__本文__:
+++

語りかける写真

 1枚の写真に目が止まった。ANA全日空)のCMだ。テレビでは、「たった2機のヘリコプターから出発した小さな民間航空会社。それが、私たちANAのはじまりでした」とモノクロ動画から始まるが、一瞬だけスチル写真が出る。これが実にいい写真。新聞広告であらためて見た。ますますいい。
 おそらく、日本ヘリコプター輸送の写真だろう。1952年に連合国軍の占領が終了して、それまで禁止されていた日本の航空輸送が復活した年だ。ベルのヘリの前に5人の男たちが並んでいる。小学校の校庭だろうか。はるか後ろに大勢の子どもたちがぎっしりと並んでヘリを見守る。このあと、ヘリは砂塵を舞い上げてふわりと浮き上がったはず。いつか見た光景、感動が蘇る。
◆案外多い「人間嫌い」
 面白いもので、写真をやるなかでも、作品としては人間をあまり撮らない人たちがいる。アートの絵づくりにこだわる向きで、アマも含めて実はかなり多い。そういう人たちには、ANAの写真もただの記念写真。私が好んで撮っている集合写真なんか、間違っても作品だなどと思ってはくれない。

 実際に撮ってみると、そのあたりがよくわかる。「撮りますよ」というと喜んで並んでくれるのだが、記念写真のつもりだと、カメラをかまえて見せたり、Vサインをしたり、プロに多いのだがちょっとすねて横を向いたり、あるいはただお行儀よくしたり‥‥「エッ、それじゃぁみんなそうじゃないか」。そう、集合写真を作品だと思う人なんてほとんどいないのである。
 では、人数が少なかったら? 3人ならどうか、2人なら? 1人ならもう立派なポートレートだが‥‥要するにそれを決めるのは、撮る側と撮られる側の心づもり。人数に関係なく、「作品だ」といったら作品なのである。
 ただ、大勢が写っていると、芝居っ気がありすぎもいれば、ぶちこわし屋もいる。とにかく危なっかしい作品づくりは間違いない。そこで最近は、並び方とかポーズとか、多少手を加えるようにしている。集合写真はもともと「造り写真」だし、その気で撮った方が結果がいい。失敗も減るからである。(「8x10カメラな仲間たち」の写真展で。みんな撮られるのも大好き)
 グループがおかれた状況を、背景も含めてそのまま撮るーーそれが私の流儀(というほどのものではないが)である。これを系統立ててやったのが、アウグスト・ザンダー(1876—1964)だ。彼は、ドイツのあらゆる職業の人たちを、あるがままの服装、状況で撮った。ポートレートによってワイマール時代の社会そのものを記録しようとしたのだった。(写真集「時代の顔」)

+++

__問題 A__:
本文のうち「面白いもので、写真をやるなか」から「カメラな仲間たち」の写真展で。みんな撮られるのも大好き)」までの部分を、そのまま書き写してください。

__要素と領域の一覧__:
+++

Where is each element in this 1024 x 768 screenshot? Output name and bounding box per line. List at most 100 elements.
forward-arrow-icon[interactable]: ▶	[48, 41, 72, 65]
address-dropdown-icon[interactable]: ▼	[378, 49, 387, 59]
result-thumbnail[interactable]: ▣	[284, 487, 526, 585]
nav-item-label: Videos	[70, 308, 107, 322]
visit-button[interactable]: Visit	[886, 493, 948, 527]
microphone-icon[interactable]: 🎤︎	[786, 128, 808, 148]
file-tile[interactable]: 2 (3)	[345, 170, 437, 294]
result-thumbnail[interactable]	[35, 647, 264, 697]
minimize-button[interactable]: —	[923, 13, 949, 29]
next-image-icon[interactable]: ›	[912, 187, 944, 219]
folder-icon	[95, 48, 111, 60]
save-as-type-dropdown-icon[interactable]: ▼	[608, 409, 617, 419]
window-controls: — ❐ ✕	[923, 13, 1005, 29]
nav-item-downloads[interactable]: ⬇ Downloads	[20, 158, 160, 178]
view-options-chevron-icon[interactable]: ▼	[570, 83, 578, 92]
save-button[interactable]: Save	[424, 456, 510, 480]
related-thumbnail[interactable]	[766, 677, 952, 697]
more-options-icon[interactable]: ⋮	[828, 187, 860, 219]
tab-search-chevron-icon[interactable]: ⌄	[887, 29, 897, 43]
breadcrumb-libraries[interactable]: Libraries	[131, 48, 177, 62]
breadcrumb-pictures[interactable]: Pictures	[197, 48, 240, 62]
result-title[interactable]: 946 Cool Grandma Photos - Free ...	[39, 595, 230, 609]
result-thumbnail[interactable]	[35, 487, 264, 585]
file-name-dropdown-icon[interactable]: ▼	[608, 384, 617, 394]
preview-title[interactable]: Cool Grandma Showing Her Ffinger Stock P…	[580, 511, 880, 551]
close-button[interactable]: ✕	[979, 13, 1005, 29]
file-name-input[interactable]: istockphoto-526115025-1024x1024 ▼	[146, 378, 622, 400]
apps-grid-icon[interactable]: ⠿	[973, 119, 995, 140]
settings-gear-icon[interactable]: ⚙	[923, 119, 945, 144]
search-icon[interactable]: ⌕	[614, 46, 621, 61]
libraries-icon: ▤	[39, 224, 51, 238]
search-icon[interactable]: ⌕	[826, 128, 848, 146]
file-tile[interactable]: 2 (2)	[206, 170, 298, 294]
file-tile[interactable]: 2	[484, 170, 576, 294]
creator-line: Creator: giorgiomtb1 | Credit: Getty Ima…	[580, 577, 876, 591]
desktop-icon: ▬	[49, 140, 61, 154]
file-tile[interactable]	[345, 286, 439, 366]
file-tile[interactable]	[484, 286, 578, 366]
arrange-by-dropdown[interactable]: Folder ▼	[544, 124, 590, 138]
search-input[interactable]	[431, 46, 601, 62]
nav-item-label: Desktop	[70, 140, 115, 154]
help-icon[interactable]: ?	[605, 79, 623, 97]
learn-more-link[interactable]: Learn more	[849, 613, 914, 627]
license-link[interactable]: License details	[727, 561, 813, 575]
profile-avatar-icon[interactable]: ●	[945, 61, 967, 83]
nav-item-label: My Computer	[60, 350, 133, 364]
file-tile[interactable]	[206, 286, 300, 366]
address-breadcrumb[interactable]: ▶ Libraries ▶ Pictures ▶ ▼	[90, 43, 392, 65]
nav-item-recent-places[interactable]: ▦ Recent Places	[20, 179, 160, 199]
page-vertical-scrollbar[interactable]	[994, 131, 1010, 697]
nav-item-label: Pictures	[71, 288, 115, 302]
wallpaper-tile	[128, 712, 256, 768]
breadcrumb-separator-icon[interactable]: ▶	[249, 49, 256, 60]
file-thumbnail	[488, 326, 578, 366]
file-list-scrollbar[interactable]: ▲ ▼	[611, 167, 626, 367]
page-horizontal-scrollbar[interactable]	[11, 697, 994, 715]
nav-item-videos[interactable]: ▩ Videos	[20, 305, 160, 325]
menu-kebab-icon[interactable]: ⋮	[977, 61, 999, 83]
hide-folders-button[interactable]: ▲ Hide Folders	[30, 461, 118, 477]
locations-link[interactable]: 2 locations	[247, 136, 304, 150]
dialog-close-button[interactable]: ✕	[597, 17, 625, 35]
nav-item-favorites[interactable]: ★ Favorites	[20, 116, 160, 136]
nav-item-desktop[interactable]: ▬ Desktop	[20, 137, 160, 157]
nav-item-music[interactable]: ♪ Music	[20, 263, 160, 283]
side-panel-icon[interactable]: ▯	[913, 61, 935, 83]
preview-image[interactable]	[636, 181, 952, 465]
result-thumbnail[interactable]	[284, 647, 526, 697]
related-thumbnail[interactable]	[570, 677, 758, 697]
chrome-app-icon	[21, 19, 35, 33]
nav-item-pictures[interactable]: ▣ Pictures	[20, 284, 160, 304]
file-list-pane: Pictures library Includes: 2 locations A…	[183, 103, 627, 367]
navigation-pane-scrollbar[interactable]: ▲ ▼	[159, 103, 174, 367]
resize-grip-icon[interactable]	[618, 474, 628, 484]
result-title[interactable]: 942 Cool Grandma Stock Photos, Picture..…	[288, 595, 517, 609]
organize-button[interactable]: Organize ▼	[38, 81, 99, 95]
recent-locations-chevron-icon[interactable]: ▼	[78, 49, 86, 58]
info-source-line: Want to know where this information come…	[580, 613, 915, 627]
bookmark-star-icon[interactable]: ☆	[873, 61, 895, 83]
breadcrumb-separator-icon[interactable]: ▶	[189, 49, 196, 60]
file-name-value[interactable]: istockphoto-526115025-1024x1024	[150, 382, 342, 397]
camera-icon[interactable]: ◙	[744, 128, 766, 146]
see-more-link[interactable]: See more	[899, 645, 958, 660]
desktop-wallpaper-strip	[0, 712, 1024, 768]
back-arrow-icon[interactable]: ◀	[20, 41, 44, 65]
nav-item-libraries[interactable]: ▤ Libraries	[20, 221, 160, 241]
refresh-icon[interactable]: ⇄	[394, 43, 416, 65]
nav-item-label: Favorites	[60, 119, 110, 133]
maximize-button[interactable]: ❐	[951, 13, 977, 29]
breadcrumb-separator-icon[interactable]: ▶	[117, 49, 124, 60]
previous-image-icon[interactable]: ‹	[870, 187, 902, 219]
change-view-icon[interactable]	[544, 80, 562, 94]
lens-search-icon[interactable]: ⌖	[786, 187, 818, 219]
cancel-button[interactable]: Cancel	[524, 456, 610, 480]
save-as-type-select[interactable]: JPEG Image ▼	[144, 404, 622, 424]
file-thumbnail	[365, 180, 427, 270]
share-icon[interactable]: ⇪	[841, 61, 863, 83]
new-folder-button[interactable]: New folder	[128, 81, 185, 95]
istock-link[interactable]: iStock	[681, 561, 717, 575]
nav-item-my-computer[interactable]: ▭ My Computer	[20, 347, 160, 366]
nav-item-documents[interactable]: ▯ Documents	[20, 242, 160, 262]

+++

__問題 B__:
記録の冒頭から「13, 949, 29]」を含む行までを、一字一句違えずに再現してください。

__解答 A__:
面白いもので、写真をやるなかでも、作品としては人間をあまり撮らない人たちがいる。アートの絵づくりにこだわる向きで、アマも含めて実はかなり多い。そういう人たちには、ANAの写真もただの記念写真。私が好んで撮っている集合写真なんか、間違っても作品だなどと思ってはくれない。

 実際に撮ってみると、そのあたりがよくわかる。「撮りますよ」というと喜んで並んでくれるのだが、記念写真のつもりだと、カメラをかまえて見せたり、Vサインをしたり、プロに多いのだがちょっとすねて横を向いたり、あるいはただお行儀よくしたり‥‥「エッ、それじゃぁみんなそうじゃないか」。そう、集合写真を作品だと思う人なんてほとんどいないのである。
 では、人数が少なかったら? 3人ならどうか、2人なら? 1人ならもう立派なポートレートだが‥‥要するにそれを決めるのは、撮る側と撮られる側の心づもり。人数に関係なく、「作品だ」といったら作品なのである。
 ただ、大勢が写っていると、芝居っ気がありすぎもいれば、ぶちこわし屋もいる。とにかく危なっかしい作品づくりは間違いない。そこで最近は、並び方とかポーズとか、多少手を加えるようにしている。集合写真はもともと「造り写真」だし、その気で撮った方が結果がいい。失敗も減るからである。(「8x10カメラな仲間たち」の写真展で。みんな撮られるのも大好き)

__解答 B__:
Where is each element in this 1024 x 768 screenshot? Output name and bounding box per line. List at most 100 elements.
forward-arrow-icon[interactable]: ▶	[48, 41, 72, 65]
address-dropdown-icon[interactable]: ▼	[378, 49, 387, 59]
result-thumbnail[interactable]: ▣	[284, 487, 526, 585]
nav-item-label: Videos	[70, 308, 107, 322]
visit-button[interactable]: Visit	[886, 493, 948, 527]
microphone-icon[interactable]: 🎤︎	[786, 128, 808, 148]
file-tile[interactable]: 2 (3)	[345, 170, 437, 294]
result-thumbnail[interactable]	[35, 647, 264, 697]
minimize-button[interactable]: —	[923, 13, 949, 29]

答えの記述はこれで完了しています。